### Instructions for the task
Find all lines in the listing that include the word "Distribution", then copy them.

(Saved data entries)
--
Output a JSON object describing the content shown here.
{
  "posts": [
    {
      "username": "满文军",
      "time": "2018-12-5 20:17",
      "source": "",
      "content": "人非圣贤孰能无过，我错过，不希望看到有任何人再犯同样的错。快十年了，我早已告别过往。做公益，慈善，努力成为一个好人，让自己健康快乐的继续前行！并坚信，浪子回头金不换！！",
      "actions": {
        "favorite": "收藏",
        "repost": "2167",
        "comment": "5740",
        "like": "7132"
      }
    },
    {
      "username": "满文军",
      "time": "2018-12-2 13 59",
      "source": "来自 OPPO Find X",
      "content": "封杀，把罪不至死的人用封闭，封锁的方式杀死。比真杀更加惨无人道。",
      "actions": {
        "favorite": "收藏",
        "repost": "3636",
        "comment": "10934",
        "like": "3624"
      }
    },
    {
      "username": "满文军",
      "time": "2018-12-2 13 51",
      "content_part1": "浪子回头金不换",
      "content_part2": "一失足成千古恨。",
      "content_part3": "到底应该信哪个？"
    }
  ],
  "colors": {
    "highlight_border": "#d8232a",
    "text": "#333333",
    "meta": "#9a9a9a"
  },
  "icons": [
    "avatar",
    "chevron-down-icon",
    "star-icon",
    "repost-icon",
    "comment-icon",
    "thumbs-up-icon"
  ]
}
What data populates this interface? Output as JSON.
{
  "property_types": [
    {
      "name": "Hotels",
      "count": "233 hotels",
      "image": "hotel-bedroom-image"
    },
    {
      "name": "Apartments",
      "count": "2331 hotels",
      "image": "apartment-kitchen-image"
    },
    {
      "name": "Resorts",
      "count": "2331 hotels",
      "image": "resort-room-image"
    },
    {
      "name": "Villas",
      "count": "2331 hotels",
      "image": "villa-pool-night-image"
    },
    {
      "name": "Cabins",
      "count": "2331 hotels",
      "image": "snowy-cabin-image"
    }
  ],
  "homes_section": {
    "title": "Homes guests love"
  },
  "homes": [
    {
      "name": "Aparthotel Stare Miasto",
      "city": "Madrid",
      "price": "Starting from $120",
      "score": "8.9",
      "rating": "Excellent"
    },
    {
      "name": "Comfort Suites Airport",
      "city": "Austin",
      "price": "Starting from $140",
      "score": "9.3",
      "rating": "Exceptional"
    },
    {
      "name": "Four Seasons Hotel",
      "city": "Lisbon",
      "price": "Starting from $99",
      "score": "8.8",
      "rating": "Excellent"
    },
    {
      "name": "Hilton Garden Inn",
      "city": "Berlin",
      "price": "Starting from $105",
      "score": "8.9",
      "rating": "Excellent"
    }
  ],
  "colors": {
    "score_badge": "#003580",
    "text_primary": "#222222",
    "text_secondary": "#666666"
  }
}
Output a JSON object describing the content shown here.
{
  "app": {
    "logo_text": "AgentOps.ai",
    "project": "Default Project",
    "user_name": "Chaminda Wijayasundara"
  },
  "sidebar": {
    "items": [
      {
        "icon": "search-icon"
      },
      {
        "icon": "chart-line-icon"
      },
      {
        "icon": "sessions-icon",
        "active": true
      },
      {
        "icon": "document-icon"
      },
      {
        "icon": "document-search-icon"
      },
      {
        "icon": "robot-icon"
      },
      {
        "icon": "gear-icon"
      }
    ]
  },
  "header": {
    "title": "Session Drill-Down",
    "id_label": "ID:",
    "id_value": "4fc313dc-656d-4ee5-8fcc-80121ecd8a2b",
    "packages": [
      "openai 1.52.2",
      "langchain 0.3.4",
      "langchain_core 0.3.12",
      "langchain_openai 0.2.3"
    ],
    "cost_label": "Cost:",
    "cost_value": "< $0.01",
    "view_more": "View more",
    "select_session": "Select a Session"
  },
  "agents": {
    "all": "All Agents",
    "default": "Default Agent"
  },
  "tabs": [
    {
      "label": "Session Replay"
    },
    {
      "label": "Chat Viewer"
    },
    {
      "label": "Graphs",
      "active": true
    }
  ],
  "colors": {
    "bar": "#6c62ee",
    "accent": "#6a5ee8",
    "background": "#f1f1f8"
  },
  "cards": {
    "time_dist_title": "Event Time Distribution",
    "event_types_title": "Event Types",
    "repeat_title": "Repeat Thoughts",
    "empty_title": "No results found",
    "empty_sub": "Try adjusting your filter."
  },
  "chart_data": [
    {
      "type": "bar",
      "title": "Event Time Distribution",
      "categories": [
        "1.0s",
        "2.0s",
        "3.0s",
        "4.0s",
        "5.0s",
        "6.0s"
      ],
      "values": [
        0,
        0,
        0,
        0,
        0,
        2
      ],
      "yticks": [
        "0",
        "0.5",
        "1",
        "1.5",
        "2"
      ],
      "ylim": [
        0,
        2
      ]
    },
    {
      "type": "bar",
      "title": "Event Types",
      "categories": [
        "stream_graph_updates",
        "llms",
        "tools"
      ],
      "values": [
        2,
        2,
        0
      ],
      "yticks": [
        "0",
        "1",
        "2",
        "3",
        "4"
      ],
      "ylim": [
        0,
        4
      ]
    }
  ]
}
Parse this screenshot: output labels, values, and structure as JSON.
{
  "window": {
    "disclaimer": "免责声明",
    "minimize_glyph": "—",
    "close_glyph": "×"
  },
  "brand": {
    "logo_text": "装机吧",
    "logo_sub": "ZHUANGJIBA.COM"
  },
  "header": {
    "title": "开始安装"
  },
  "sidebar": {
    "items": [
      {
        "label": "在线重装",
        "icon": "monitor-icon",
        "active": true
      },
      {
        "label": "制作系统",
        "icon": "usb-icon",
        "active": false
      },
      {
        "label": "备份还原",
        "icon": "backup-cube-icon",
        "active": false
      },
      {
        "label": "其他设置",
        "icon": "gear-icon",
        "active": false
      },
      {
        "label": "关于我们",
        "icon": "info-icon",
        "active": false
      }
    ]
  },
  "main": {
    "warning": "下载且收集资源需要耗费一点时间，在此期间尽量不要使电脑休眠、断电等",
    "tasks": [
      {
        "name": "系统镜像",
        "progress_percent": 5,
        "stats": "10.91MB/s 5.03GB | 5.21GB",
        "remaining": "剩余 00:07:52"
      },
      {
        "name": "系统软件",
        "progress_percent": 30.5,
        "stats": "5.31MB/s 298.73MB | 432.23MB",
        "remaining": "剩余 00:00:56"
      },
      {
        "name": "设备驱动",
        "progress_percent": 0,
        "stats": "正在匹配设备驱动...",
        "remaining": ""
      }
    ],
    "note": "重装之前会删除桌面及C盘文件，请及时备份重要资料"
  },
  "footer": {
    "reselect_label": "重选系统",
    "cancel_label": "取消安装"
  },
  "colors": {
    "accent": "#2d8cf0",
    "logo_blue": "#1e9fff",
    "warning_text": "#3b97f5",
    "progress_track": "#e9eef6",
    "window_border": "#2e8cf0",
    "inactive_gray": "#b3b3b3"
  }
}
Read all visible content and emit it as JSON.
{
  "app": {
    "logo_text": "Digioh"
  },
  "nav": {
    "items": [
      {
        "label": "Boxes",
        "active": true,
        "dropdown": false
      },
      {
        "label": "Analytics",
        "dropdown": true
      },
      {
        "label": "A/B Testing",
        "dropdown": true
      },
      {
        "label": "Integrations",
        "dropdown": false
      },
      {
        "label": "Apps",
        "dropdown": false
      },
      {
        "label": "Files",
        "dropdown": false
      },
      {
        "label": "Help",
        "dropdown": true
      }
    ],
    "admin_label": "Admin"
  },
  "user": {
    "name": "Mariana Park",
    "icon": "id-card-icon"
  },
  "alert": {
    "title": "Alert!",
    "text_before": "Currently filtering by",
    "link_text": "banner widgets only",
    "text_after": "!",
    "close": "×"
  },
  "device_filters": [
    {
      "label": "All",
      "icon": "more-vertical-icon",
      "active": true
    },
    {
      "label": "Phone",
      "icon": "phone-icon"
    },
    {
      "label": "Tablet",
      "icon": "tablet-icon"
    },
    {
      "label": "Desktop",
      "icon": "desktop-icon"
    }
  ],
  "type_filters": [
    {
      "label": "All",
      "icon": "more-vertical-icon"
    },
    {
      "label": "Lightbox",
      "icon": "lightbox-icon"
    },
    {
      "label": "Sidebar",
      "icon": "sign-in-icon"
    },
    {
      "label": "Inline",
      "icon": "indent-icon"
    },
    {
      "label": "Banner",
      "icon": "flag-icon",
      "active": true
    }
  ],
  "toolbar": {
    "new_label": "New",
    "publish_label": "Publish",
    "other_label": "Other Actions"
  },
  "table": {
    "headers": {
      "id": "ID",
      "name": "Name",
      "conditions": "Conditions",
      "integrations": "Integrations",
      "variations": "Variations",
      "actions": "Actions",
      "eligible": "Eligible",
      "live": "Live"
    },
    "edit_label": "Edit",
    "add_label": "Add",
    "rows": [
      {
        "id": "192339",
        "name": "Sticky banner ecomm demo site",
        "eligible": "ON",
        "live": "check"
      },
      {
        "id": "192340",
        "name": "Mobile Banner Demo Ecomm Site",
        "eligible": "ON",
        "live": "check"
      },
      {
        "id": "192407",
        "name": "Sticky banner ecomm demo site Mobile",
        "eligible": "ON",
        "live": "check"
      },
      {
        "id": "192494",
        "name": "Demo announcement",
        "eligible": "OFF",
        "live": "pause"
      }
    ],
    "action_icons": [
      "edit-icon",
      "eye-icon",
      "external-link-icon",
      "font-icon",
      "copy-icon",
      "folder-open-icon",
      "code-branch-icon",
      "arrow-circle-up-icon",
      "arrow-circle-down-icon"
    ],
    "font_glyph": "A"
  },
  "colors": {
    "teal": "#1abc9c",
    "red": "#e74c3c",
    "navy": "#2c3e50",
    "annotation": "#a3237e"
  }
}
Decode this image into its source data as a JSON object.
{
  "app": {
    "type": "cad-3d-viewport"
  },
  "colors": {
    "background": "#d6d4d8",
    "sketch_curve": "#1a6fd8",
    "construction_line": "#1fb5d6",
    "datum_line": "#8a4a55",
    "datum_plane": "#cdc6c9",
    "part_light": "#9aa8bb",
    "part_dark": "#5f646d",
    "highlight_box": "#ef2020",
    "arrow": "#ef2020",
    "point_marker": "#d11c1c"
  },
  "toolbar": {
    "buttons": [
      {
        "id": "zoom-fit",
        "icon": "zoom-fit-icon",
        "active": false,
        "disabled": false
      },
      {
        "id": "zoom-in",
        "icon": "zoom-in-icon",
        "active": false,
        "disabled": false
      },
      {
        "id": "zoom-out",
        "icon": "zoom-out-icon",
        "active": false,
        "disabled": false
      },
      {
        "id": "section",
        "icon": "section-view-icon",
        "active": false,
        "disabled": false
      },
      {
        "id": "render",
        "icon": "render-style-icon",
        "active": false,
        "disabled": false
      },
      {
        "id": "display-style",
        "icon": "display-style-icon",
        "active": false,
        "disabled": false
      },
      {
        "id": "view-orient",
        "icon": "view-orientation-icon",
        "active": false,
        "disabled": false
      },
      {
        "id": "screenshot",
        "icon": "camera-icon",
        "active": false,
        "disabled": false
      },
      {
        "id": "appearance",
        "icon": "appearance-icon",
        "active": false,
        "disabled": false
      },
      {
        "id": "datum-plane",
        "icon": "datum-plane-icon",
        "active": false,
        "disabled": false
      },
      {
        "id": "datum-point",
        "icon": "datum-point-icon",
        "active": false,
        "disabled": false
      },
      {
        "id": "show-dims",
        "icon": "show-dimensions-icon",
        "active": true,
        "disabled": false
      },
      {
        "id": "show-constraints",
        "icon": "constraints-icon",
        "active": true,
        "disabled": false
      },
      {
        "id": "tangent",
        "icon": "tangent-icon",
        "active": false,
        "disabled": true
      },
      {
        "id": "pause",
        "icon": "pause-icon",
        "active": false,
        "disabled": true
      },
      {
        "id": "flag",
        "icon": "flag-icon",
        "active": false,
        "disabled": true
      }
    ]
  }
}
--
### Exercise answer
    "time_dist_title": "Event Time Distribution",
      "title": "Event Time Distribution",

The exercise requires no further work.